■ **Problem to solve**:
Repeat the data that follows, word for word, without the images.

• • • • • • •

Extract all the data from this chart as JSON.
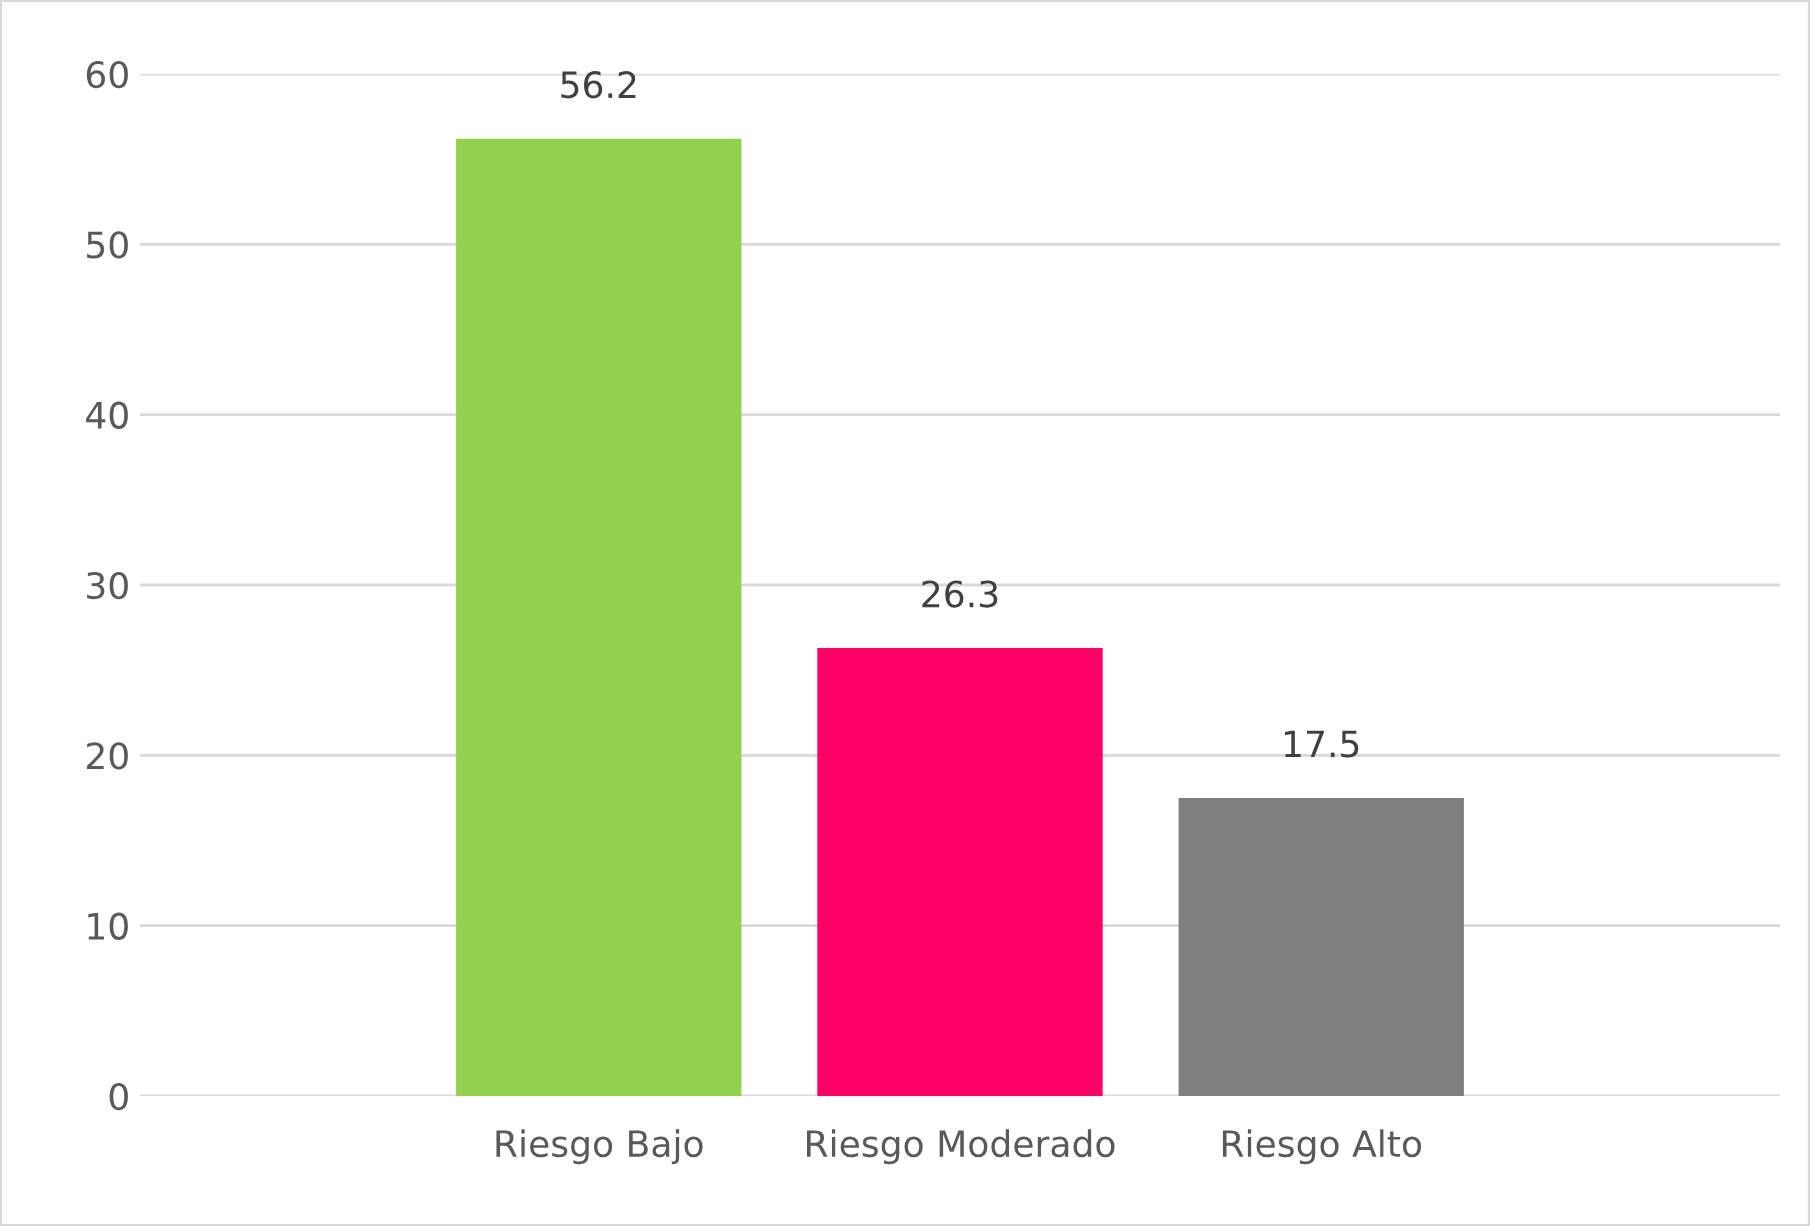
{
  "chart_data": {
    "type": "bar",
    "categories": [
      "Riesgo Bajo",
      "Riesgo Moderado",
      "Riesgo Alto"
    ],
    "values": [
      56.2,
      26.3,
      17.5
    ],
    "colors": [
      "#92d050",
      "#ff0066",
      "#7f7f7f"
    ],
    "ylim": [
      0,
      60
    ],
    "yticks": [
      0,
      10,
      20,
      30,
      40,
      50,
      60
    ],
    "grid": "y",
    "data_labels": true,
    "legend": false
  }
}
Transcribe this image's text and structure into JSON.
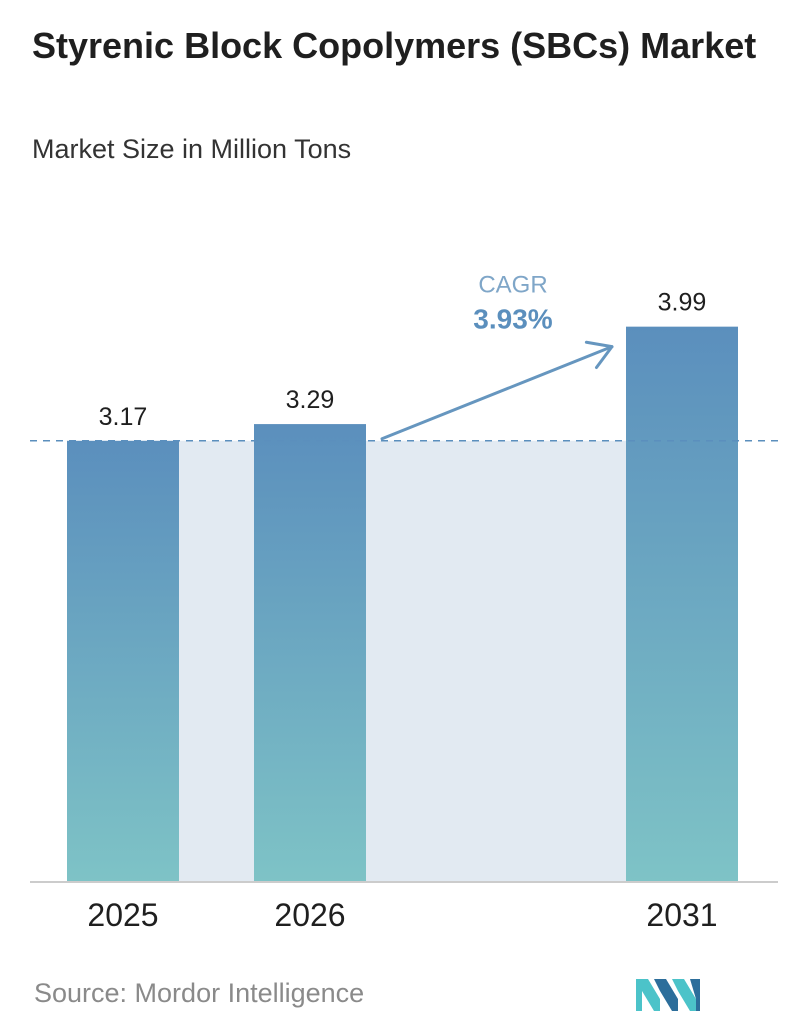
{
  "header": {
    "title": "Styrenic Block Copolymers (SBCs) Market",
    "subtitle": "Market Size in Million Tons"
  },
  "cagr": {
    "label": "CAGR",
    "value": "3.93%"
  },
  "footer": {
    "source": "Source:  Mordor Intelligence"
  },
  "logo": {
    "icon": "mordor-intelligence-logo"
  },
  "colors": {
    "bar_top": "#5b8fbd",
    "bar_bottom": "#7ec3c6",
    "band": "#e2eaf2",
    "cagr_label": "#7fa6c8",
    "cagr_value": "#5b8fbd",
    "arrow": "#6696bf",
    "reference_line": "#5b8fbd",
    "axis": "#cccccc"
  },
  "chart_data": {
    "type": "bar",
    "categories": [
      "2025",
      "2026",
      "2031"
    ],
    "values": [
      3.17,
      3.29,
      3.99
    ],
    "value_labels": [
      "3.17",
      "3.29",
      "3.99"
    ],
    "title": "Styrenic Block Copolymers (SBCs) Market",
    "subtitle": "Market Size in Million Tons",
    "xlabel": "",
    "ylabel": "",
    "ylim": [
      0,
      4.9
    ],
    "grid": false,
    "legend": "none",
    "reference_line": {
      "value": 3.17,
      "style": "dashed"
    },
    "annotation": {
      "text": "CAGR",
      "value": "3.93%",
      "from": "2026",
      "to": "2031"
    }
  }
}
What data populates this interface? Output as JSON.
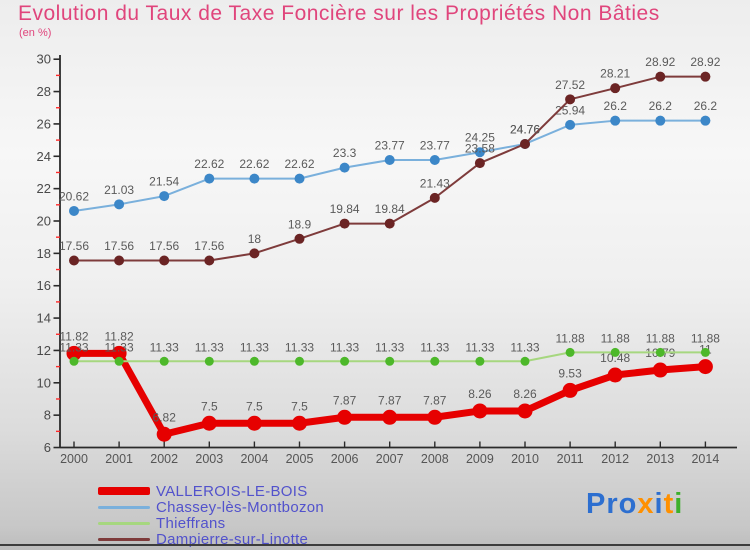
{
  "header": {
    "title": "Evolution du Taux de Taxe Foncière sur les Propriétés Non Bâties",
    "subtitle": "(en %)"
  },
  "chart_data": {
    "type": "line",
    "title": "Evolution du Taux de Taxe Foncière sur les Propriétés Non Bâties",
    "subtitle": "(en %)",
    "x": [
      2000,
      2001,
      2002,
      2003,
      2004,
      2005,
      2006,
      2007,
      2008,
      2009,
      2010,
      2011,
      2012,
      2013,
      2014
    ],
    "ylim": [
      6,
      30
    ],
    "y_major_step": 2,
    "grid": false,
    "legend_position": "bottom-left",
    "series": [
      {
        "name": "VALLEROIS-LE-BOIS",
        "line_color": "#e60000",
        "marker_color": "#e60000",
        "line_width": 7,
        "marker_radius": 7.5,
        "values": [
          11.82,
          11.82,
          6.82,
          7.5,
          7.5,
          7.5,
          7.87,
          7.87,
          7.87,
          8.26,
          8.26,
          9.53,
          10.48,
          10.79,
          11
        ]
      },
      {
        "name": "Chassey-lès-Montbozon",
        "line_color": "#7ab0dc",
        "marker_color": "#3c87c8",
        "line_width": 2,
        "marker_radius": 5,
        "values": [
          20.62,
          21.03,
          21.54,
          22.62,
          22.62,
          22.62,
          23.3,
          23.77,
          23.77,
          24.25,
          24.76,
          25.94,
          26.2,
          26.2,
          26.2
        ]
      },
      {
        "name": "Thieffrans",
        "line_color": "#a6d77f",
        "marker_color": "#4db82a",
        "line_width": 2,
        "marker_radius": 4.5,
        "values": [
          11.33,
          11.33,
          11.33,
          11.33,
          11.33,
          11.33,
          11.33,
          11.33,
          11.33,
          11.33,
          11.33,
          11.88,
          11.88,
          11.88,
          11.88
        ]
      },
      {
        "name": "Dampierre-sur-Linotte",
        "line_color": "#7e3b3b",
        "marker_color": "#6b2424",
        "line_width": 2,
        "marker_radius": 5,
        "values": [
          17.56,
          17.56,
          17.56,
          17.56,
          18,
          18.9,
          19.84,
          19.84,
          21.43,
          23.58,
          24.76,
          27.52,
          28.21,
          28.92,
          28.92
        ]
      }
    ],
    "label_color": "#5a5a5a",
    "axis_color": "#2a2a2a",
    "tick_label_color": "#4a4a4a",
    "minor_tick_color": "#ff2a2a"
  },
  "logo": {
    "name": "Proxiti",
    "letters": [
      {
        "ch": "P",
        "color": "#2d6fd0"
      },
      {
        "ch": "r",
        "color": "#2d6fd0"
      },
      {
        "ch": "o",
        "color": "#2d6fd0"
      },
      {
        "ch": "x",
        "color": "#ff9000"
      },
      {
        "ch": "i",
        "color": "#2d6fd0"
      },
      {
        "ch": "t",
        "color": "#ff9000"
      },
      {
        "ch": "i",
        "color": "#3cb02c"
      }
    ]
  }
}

• • • • • • •

■ **Exercise output**:
Extract all the data from this chart as JSON.
{
  "chart_data": {
    "type": "bar",
    "categories": [
      "Riesgo Bajo",
      "Riesgo Moderado",
      "Riesgo Alto"
    ],
    "values": [
      56.2,
      26.3,
      17.5
    ],
    "colors": [
      "#92d050",
      "#ff0066",
      "#7f7f7f"
    ],
    "ylim": [
      0,
      60
    ],
    "yticks": [
      0,
      10,
      20,
      30,
      40,
      50,
      60
    ],
    "grid": "y",
    "data_labels": true,
    "legend": false
  }
}
Transcribe this image's text and structure into JSON.
{
  "header": {
    "title": "Styrenic Block Copolymers (SBCs) Market",
    "subtitle": "Market Size in Million Tons"
  },
  "cagr": {
    "label": "CAGR",
    "value": "3.93%"
  },
  "footer": {
    "source": "Source:  Mordor Intelligence"
  },
  "logo": {
    "icon": "mordor-intelligence-logo"
  },
  "colors": {
    "bar_top": "#5b8fbd",
    "bar_bottom": "#7ec3c6",
    "band": "#e2eaf2",
    "cagr_label": "#7fa6c8",
    "cagr_value": "#5b8fbd",
    "arrow": "#6696bf",
    "reference_line": "#5b8fbd",
    "axis": "#cccccc"
  },
  "chart_data": {
    "type": "bar",
    "categories": [
      "2025",
      "2026",
      "2031"
    ],
    "values": [
      3.17,
      3.29,
      3.99
    ],
    "value_labels": [
      "3.17",
      "3.29",
      "3.99"
    ],
    "title": "Styrenic Block Copolymers (SBCs) Market",
    "subtitle": "Market Size in Million Tons",
    "xlabel": "",
    "ylabel": "",
    "ylim": [
      0,
      4.9
    ],
    "grid": false,
    "legend": "none",
    "reference_line": {
      "value": 3.17,
      "style": "dashed"
    },
    "annotation": {
      "text": "CAGR",
      "value": "3.93%",
      "from": "2026",
      "to": "2031"
    }
  }
}
What data populates this interface? Output as JSON.
{
  "header": {
    "title": "Evolution du Taux de Taxe Foncière sur les Propriétés Non Bâties",
    "subtitle": "(en %)"
  },
  "chart_data": {
    "type": "line",
    "title": "Evolution du Taux de Taxe Foncière sur les Propriétés Non Bâties",
    "subtitle": "(en %)",
    "x": [
      2000,
      2001,
      2002,
      2003,
      2004,
      2005,
      2006,
      2007,
      2008,
      2009,
      2010,
      2011,
      2012,
      2013,
      2014
    ],
    "ylim": [
      6,
      30
    ],
    "y_major_step": 2,
    "grid": false,
    "legend_position": "bottom-left",
    "series": [
      {
        "name": "VALLEROIS-LE-BOIS",
        "line_color": "#e60000",
        "marker_color": "#e60000",
        "line_width": 7,
        "marker_radius": 7.5,
        "values": [
          11.82,
          11.82,
          6.82,
          7.5,
          7.5,
          7.5,
          7.87,
          7.87,
          7.87,
          8.26,
          8.26,
          9.53,
          10.48,
          10.79,
          11
        ]
      },
      {
        "name": "Chassey-lès-Montbozon",
        "line_color": "#7ab0dc",
        "marker_color": "#3c87c8",
        "line_width": 2,
        "marker_radius": 5,
        "values": [
          20.62,
          21.03,
          21.54,
          22.62,
          22.62,
          22.62,
          23.3,
          23.77,
          23.77,
          24.25,
          24.76,
          25.94,
          26.2,
          26.2,
          26.2
        ]
      },
      {
        "name": "Thieffrans",
        "line_color": "#a6d77f",
        "marker_color": "#4db82a",
        "line_width": 2,
        "marker_radius": 4.5,
        "values": [
          11.33,
          11.33,
          11.33,
          11.33,
          11.33,
          11.33,
          11.33,
          11.33,
          11.33,
          11.33,
          11.33,
          11.88,
          11.88,
          11.88,
          11.88
        ]
      },
      {
        "name": "Dampierre-sur-Linotte",
        "line_color": "#7e3b3b",
        "marker_color": "#6b2424",
        "line_width": 2,
        "marker_radius": 5,
        "values": [
          17.56,
          17.56,
          17.56,
          17.56,
          18,
          18.9,
          19.84,
          19.84,
          21.43,
          23.58,
          24.76,
          27.52,
          28.21,
          28.92,
          28.92
        ]
      }
    ],
    "label_color": "#5a5a5a",
    "axis_color": "#2a2a2a",
    "tick_label_color": "#4a4a4a",
    "minor_tick_color": "#ff2a2a"
  },
  "logo": {
    "name": "Proxiti",
    "letters": [
      {
        "ch": "P",
        "color": "#2d6fd0"
      },
      {
        "ch": "r",
        "color": "#2d6fd0"
      },
      {
        "ch": "o",
        "color": "#2d6fd0"
      },
      {
        "ch": "x",
        "color": "#ff9000"
      },
      {
        "ch": "i",
        "color": "#2d6fd0"
      },
      {
        "ch": "t",
        "color": "#ff9000"
      },
      {
        "ch": "i",
        "color": "#3cb02c"
      }
    ]
  }
}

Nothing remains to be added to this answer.